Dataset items

»»

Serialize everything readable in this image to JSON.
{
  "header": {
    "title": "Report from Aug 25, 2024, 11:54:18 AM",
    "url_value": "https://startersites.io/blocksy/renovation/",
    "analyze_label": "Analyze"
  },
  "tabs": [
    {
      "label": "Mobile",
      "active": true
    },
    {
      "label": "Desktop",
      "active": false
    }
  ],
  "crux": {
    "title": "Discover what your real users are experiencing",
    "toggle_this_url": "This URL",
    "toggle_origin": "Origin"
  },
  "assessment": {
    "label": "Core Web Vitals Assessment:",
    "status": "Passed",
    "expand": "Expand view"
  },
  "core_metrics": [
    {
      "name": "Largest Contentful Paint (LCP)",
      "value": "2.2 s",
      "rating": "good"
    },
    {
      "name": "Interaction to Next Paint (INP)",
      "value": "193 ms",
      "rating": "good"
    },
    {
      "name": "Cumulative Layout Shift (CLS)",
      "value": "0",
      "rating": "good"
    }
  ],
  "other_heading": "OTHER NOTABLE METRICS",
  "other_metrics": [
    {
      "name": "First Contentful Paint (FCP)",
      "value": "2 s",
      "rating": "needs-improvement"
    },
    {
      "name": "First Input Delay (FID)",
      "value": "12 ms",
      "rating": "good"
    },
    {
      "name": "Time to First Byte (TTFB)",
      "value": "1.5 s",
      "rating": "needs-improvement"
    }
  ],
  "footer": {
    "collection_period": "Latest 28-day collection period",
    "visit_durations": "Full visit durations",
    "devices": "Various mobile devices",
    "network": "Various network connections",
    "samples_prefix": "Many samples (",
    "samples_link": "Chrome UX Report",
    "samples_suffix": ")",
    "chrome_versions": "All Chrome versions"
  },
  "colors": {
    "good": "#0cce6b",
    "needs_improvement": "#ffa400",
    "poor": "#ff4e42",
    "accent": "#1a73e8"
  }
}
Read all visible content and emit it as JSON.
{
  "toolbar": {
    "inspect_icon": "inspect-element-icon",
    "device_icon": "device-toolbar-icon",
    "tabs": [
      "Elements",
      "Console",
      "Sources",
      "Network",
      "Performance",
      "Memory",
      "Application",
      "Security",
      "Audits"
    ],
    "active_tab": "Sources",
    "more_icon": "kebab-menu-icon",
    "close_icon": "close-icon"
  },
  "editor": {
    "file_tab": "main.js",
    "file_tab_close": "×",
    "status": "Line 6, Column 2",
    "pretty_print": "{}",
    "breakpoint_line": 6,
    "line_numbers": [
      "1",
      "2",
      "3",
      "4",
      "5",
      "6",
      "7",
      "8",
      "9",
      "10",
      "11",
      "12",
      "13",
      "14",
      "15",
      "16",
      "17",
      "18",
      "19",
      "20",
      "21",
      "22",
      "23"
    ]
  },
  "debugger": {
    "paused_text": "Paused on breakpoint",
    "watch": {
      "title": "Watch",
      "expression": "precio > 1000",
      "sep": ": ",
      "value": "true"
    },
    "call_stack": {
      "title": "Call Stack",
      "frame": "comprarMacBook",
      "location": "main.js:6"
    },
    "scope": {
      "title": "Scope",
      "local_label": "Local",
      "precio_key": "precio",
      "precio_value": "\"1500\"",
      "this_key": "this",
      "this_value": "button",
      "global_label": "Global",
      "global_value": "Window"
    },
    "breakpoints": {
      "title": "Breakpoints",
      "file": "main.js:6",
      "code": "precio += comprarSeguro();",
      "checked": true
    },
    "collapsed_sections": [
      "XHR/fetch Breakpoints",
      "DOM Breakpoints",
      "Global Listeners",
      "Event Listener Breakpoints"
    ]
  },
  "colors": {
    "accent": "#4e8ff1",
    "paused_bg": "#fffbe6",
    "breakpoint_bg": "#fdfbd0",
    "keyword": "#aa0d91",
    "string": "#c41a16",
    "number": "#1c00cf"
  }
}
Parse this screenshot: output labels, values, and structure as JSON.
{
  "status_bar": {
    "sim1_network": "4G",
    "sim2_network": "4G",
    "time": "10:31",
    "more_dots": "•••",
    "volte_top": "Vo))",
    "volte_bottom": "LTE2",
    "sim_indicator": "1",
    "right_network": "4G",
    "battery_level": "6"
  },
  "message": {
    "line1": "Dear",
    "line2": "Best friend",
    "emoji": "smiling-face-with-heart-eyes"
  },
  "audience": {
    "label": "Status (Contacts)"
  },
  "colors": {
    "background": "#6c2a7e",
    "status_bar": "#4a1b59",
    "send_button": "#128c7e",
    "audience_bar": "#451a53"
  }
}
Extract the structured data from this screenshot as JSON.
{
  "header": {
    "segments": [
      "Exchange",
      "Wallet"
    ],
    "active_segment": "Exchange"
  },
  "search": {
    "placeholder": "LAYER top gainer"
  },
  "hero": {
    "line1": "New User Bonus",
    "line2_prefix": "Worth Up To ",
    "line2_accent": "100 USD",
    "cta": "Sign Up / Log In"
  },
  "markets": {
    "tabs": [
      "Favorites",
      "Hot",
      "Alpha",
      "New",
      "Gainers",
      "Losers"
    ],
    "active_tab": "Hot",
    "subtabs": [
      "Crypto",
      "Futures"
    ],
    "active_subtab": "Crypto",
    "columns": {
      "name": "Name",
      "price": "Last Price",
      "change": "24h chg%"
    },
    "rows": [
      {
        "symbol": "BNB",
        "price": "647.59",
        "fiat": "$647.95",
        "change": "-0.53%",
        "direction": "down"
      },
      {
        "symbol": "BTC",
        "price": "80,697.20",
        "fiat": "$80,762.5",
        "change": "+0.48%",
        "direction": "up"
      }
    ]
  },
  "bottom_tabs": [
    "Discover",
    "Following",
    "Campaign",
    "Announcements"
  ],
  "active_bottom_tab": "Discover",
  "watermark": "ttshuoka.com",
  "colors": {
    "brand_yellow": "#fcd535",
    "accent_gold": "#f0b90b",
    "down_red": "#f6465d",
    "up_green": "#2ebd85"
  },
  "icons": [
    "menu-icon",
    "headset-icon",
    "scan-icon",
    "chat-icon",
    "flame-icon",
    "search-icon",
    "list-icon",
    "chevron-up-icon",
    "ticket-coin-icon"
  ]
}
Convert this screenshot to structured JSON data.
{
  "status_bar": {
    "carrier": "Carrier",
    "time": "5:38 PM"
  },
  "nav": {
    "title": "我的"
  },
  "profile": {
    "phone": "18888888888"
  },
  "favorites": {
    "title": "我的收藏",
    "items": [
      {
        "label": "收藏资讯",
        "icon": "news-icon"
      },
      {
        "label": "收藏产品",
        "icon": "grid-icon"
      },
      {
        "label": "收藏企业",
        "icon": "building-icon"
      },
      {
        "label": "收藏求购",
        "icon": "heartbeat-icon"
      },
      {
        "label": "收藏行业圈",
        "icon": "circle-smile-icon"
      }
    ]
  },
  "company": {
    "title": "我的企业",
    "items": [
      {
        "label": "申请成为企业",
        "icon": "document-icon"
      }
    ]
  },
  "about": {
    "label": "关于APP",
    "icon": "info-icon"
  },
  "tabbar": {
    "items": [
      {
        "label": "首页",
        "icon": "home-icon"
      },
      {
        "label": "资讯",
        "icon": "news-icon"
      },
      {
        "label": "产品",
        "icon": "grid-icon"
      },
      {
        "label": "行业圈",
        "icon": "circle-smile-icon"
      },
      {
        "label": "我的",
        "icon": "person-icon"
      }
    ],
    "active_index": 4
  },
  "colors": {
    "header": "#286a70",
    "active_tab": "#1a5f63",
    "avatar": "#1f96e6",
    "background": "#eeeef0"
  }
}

««

Write out every line of the records exactly.

Serialize everything readable in this image to JSON.
{
  "header": {
    "title": "Report from Aug 25, 2024, 11:54:18 AM",
    "url_value": "https://startersites.io/blocksy/renovation/",
    "analyze_label": "Analyze"
  },
  "tabs": [
    {
      "label": "Mobile",
      "active": true
    },
    {
      "label": "Desktop",
      "active": false
    }
  ],
  "crux": {
    "title": "Discover what your real users are experiencing",
    "toggle_this_url": "This URL",
    "toggle_origin": "Origin"
  },
  "assessment": {
    "label": "Core Web Vitals Assessment:",
    "status": "Passed",
    "expand": "Expand view"
  },
  "core_metrics": [
    {
      "name": "Largest Contentful Paint (LCP)",
      "value": "2.2 s",
      "rating": "good"
    },
    {
      "name": "Interaction to Next Paint (INP)",
      "value": "193 ms",
      "rating": "good"
    },
    {
      "name": "Cumulative Layout Shift (CLS)",
      "value": "0",
      "rating": "good"
    }
  ],
  "other_heading": "OTHER NOTABLE METRICS",
  "other_metrics": [
    {
      "name": "First Contentful Paint (FCP)",
      "value": "2 s",
      "rating": "needs-improvement"
    },
    {
      "name": "First Input Delay (FID)",
      "value": "12 ms",
      "rating": "good"
    },
    {
      "name": "Time to First Byte (TTFB)",
      "value": "1.5 s",
      "rating": "needs-improvement"
    }
  ],
  "footer": {
    "collection_period": "Latest 28-day collection period",
    "visit_durations": "Full visit durations",
    "devices": "Various mobile devices",
    "network": "Various network connections",
    "samples_prefix": "Many samples (",
    "samples_link": "Chrome UX Report",
    "samples_suffix": ")",
    "chrome_versions": "All Chrome versions"
  },
  "colors": {
    "good": "#0cce6b",
    "needs_improvement": "#ffa400",
    "poor": "#ff4e42",
    "accent": "#1a73e8"
  }
}
Read all visible content and emit it as JSON.
{
  "toolbar": {
    "inspect_icon": "inspect-element-icon",
    "device_icon": "device-toolbar-icon",
    "tabs": [
      "Elements",
      "Console",
      "Sources",
      "Network",
      "Performance",
      "Memory",
      "Application",
      "Security",
      "Audits"
    ],
    "active_tab": "Sources",
    "more_icon": "kebab-menu-icon",
    "close_icon": "close-icon"
  },
  "editor": {
    "file_tab": "main.js",
    "file_tab_close": "×",
    "status": "Line 6, Column 2",
    "pretty_print": "{}",
    "breakpoint_line": 6,
    "line_numbers": [
      "1",
      "2",
      "3",
      "4",
      "5",
      "6",
      "7",
      "8",
      "9",
      "10",
      "11",
      "12",
      "13",
      "14",
      "15",
      "16",
      "17",
      "18",
      "19",
      "20",
      "21",
      "22",
      "23"
    ]
  },
  "debugger": {
    "paused_text": "Paused on breakpoint",
    "watch": {
      "title": "Watch",
      "expression": "precio > 1000",
      "sep": ": ",
      "value": "true"
    },
    "call_stack": {
      "title": "Call Stack",
      "frame": "comprarMacBook",
      "location": "main.js:6"
    },
    "scope": {
      "title": "Scope",
      "local_label": "Local",
      "precio_key": "precio",
      "precio_value": "\"1500\"",
      "this_key": "this",
      "this_value": "button",
      "global_label": "Global",
      "global_value": "Window"
    },
    "breakpoints": {
      "title": "Breakpoints",
      "file": "main.js:6",
      "code": "precio += comprarSeguro();",
      "checked": true
    },
    "collapsed_sections": [
      "XHR/fetch Breakpoints",
      "DOM Breakpoints",
      "Global Listeners",
      "Event Listener Breakpoints"
    ]
  },
  "colors": {
    "accent": "#4e8ff1",
    "paused_bg": "#fffbe6",
    "breakpoint_bg": "#fdfbd0",
    "keyword": "#aa0d91",
    "string": "#c41a16",
    "number": "#1c00cf"
  }
}
Parse this screenshot: output labels, values, and structure as JSON.
{
  "status_bar": {
    "sim1_network": "4G",
    "sim2_network": "4G",
    "time": "10:31",
    "more_dots": "•••",
    "volte_top": "Vo))",
    "volte_bottom": "LTE2",
    "sim_indicator": "1",
    "right_network": "4G",
    "battery_level": "6"
  },
  "message": {
    "line1": "Dear",
    "line2": "Best friend",
    "emoji": "smiling-face-with-heart-eyes"
  },
  "audience": {
    "label": "Status (Contacts)"
  },
  "colors": {
    "background": "#6c2a7e",
    "status_bar": "#4a1b59",
    "send_button": "#128c7e",
    "audience_bar": "#451a53"
  }
}
Extract the structured data from this screenshot as JSON.
{
  "header": {
    "segments": [
      "Exchange",
      "Wallet"
    ],
    "active_segment": "Exchange"
  },
  "search": {
    "placeholder": "LAYER top gainer"
  },
  "hero": {
    "line1": "New User Bonus",
    "line2_prefix": "Worth Up To ",
    "line2_accent": "100 USD",
    "cta": "Sign Up / Log In"
  },
  "markets": {
    "tabs": [
      "Favorites",
      "Hot",
      "Alpha",
      "New",
      "Gainers",
      "Losers"
    ],
    "active_tab": "Hot",
    "subtabs": [
      "Crypto",
      "Futures"
    ],
    "active_subtab": "Crypto",
    "columns": {
      "name": "Name",
      "price": "Last Price",
      "change": "24h chg%"
    },
    "rows": [
      {
        "symbol": "BNB",
        "price": "647.59",
        "fiat": "$647.95",
        "change": "-0.53%",
        "direction": "down"
      },
      {
        "symbol": "BTC",
        "price": "80,697.20",
        "fiat": "$80,762.5",
        "change": "+0.48%",
        "direction": "up"
      }
    ]
  },
  "bottom_tabs": [
    "Discover",
    "Following",
    "Campaign",
    "Announcements"
  ],
  "active_bottom_tab": "Discover",
  "watermark": "ttshuoka.com",
  "colors": {
    "brand_yellow": "#fcd535",
    "accent_gold": "#f0b90b",
    "down_red": "#f6465d",
    "up_green": "#2ebd85"
  },
  "icons": [
    "menu-icon",
    "headset-icon",
    "scan-icon",
    "chat-icon",
    "flame-icon",
    "search-icon",
    "list-icon",
    "chevron-up-icon",
    "ticket-coin-icon"
  ]
}
Convert this screenshot to structured JSON data.
{
  "status_bar": {
    "carrier": "Carrier",
    "time": "5:38 PM"
  },
  "nav": {
    "title": "我的"
  },
  "profile": {
    "phone": "18888888888"
  },
  "favorites": {
    "title": "我的收藏",
    "items": [
      {
        "label": "收藏资讯",
        "icon": "news-icon"
      },
      {
        "label": "收藏产品",
        "icon": "grid-icon"
      },
      {
        "label": "收藏企业",
        "icon": "building-icon"
      },
      {
        "label": "收藏求购",
        "icon": "heartbeat-icon"
      },
      {
        "label": "收藏行业圈",
        "icon": "circle-smile-icon"
      }
    ]
  },
  "company": {
    "title": "我的企业",
    "items": [
      {
        "label": "申请成为企业",
        "icon": "document-icon"
      }
    ]
  },
  "about": {
    "label": "关于APP",
    "icon": "info-icon"
  },
  "tabbar": {
    "items": [
      {
        "label": "首页",
        "icon": "home-icon"
      },
      {
        "label": "资讯",
        "icon": "news-icon"
      },
      {
        "label": "产品",
        "icon": "grid-icon"
      },
      {
        "label": "行业圈",
        "icon": "circle-smile-icon"
      },
      {
        "label": "我的",
        "icon": "person-icon"
      }
    ],
    "active_index": 4
  },
  "colors": {
    "header": "#286a70",
    "active_tab": "#1a5f63",
    "avatar": "#1f96e6",
    "background": "#eeeef0"
  }
}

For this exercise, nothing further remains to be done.